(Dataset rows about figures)
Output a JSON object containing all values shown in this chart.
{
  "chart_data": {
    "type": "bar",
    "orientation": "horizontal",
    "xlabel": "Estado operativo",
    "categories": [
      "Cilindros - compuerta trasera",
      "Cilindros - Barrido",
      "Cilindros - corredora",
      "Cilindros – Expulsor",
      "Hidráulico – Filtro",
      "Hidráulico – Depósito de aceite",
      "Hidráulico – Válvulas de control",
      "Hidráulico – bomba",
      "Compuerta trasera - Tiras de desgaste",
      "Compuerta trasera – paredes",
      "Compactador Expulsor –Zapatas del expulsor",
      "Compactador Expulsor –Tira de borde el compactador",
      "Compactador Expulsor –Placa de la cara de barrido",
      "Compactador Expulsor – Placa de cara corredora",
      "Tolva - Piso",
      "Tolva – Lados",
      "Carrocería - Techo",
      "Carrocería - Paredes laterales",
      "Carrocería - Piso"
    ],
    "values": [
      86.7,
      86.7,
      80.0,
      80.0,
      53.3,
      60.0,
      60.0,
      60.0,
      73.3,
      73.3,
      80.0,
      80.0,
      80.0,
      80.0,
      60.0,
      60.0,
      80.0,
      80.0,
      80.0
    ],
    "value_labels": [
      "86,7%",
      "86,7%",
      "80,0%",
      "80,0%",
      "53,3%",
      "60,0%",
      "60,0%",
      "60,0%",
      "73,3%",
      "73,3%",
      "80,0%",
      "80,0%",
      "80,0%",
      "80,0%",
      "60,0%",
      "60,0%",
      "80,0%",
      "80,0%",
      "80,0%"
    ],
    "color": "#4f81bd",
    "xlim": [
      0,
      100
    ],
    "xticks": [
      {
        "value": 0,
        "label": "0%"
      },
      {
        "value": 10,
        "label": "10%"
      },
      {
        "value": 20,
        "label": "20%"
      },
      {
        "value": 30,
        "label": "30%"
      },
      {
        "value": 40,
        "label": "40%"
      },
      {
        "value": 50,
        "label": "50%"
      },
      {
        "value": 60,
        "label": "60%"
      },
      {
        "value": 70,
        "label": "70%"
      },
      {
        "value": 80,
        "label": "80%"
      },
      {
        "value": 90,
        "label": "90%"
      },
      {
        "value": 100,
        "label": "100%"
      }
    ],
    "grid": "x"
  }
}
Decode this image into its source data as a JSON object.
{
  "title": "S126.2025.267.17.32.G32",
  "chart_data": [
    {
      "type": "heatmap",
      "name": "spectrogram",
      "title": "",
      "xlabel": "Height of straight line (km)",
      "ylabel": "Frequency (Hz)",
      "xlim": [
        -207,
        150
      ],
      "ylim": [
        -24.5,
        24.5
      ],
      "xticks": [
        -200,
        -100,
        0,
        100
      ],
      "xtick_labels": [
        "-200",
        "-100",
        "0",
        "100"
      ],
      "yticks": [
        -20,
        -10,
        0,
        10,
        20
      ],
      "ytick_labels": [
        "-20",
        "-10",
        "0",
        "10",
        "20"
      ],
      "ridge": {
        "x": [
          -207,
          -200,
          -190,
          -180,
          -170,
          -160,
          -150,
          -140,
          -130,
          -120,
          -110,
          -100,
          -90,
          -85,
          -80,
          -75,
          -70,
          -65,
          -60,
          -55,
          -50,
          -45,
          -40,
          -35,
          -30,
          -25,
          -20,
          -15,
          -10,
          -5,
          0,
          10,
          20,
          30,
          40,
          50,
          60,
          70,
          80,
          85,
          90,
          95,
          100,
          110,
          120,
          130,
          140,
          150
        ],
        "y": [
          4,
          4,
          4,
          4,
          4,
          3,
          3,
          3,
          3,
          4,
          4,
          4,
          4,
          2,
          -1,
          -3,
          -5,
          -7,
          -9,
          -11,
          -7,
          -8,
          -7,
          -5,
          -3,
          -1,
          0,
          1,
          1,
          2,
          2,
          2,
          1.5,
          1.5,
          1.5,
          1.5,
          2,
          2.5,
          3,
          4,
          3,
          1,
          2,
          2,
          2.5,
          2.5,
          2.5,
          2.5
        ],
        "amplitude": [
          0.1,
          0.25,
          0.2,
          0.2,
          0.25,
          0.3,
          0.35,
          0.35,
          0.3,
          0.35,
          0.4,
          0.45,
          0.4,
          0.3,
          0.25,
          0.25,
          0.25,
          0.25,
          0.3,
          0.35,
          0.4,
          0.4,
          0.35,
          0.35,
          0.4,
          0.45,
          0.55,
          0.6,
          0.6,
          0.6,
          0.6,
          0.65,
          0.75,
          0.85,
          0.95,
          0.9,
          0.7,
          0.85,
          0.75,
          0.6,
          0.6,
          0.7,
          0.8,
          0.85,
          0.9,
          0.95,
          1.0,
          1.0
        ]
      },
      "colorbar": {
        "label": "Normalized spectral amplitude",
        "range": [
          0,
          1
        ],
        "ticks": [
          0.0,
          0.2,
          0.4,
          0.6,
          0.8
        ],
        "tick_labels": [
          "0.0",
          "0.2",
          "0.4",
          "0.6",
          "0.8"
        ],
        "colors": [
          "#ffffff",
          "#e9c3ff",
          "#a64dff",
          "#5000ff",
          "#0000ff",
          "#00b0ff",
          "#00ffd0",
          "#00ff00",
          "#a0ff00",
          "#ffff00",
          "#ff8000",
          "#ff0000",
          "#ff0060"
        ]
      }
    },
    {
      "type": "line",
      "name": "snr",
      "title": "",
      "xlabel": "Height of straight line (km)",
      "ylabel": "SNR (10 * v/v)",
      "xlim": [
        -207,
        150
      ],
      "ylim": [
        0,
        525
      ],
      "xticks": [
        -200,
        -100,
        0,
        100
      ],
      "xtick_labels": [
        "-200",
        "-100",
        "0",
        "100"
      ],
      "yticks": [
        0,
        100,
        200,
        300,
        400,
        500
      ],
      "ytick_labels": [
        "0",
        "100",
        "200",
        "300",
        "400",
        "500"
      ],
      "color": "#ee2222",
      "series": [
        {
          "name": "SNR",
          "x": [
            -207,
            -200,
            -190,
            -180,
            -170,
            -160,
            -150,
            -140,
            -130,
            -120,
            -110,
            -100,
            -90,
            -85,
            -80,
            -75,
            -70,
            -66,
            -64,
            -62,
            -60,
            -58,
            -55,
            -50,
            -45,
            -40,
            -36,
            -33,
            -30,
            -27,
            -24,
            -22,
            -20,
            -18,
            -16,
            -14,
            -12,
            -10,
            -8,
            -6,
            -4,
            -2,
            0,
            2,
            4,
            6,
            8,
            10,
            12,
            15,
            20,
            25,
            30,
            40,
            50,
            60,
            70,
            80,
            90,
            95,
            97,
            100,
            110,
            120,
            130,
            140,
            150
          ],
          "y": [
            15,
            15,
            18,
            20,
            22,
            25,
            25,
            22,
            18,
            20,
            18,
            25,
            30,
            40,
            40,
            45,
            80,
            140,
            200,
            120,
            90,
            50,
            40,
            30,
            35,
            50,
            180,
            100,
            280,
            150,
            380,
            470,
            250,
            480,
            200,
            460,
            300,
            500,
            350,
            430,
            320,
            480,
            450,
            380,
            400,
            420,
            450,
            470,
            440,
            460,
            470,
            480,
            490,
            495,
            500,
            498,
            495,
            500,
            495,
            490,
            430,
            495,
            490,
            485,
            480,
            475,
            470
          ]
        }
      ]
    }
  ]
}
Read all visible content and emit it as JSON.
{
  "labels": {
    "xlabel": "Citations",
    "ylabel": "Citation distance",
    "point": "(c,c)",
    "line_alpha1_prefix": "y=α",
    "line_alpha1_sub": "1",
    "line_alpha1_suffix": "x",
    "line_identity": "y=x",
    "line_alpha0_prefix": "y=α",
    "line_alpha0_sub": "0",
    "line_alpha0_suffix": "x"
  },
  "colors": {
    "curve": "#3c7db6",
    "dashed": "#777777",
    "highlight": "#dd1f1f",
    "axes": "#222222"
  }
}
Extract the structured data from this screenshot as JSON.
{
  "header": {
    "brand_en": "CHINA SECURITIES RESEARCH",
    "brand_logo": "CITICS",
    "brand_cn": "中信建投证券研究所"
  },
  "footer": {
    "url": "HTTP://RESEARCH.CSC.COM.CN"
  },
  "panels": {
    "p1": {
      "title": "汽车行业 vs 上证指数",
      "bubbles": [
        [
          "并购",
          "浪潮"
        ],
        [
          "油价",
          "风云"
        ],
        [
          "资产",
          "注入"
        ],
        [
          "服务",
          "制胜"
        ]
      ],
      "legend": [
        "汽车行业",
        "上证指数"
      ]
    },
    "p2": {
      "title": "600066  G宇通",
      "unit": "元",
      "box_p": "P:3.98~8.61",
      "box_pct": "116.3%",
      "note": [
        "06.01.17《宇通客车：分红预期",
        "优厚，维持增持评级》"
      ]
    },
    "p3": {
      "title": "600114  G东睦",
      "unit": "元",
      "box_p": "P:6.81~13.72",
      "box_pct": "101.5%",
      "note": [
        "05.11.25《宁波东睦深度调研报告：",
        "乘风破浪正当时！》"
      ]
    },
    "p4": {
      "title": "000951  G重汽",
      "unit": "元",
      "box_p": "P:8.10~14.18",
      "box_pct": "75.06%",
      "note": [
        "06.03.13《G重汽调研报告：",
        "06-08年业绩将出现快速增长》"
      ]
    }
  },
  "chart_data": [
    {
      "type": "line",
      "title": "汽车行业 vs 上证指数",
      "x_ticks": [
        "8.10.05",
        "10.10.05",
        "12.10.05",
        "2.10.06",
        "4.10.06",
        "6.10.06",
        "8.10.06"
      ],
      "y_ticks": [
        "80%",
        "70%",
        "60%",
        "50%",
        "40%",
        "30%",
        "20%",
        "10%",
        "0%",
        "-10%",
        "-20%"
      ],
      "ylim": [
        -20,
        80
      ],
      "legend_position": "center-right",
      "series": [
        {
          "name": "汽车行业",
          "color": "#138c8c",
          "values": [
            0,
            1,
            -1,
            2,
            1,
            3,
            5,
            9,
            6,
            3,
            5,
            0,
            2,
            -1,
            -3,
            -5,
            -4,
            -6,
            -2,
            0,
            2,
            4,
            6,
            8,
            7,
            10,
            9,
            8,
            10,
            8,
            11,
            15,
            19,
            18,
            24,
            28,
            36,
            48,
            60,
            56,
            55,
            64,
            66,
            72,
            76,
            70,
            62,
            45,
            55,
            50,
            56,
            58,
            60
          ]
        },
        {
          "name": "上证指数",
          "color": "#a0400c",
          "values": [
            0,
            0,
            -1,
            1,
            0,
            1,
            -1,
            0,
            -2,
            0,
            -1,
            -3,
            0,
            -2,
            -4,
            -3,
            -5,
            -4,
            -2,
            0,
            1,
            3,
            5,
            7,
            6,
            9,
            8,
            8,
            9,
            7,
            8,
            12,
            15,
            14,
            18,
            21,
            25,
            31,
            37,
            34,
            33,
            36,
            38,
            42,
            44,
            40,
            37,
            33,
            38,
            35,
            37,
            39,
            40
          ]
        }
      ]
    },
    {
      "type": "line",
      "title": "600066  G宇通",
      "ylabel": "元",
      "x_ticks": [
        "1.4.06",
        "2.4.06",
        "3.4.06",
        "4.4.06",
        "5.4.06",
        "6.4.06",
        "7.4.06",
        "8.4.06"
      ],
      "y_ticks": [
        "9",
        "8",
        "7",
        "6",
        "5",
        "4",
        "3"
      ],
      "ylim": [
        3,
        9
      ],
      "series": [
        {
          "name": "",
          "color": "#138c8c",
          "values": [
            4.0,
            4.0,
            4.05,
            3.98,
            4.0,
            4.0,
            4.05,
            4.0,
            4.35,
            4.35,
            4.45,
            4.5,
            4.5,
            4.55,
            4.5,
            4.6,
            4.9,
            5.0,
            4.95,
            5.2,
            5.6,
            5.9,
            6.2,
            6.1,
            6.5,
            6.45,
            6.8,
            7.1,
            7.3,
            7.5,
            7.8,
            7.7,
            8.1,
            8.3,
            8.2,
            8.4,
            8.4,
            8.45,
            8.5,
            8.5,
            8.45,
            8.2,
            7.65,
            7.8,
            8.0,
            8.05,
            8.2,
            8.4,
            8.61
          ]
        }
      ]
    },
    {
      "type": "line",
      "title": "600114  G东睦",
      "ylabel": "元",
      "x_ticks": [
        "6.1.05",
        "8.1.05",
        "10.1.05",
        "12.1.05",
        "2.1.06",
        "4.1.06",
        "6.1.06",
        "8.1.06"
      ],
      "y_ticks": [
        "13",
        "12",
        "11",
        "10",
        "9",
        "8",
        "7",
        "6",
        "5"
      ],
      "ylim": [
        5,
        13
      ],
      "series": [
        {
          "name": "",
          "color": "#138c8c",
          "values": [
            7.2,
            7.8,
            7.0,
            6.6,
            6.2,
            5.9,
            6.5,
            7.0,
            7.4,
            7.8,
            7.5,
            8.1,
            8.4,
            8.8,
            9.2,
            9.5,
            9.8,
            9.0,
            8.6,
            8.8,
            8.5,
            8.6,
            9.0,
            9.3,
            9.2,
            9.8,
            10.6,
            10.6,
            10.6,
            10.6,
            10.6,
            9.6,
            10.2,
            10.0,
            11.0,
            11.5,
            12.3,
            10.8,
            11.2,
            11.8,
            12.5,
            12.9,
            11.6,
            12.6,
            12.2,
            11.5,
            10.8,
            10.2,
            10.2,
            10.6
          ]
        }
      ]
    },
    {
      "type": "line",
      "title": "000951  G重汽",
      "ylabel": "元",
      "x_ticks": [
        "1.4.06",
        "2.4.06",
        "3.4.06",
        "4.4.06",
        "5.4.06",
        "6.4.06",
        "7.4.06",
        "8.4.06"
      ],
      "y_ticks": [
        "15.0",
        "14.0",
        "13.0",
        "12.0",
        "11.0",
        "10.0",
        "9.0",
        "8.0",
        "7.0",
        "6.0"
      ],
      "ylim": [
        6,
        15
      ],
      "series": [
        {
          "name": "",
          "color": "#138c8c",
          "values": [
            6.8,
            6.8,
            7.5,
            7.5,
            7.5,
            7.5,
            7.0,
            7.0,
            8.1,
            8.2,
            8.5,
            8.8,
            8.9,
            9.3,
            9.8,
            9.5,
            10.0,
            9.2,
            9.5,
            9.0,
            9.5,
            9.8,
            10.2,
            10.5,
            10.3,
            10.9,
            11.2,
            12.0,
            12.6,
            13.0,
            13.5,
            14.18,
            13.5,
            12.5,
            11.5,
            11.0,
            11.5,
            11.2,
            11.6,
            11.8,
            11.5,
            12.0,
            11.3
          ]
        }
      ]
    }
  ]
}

REQUIREMENT
From the entries above, extract each line containing "cara".

FULL RESPONSE
      "Compactador Expulsor –Placa de la cara de barrido",
      "Compactador Expulsor – Placa de cara corredora",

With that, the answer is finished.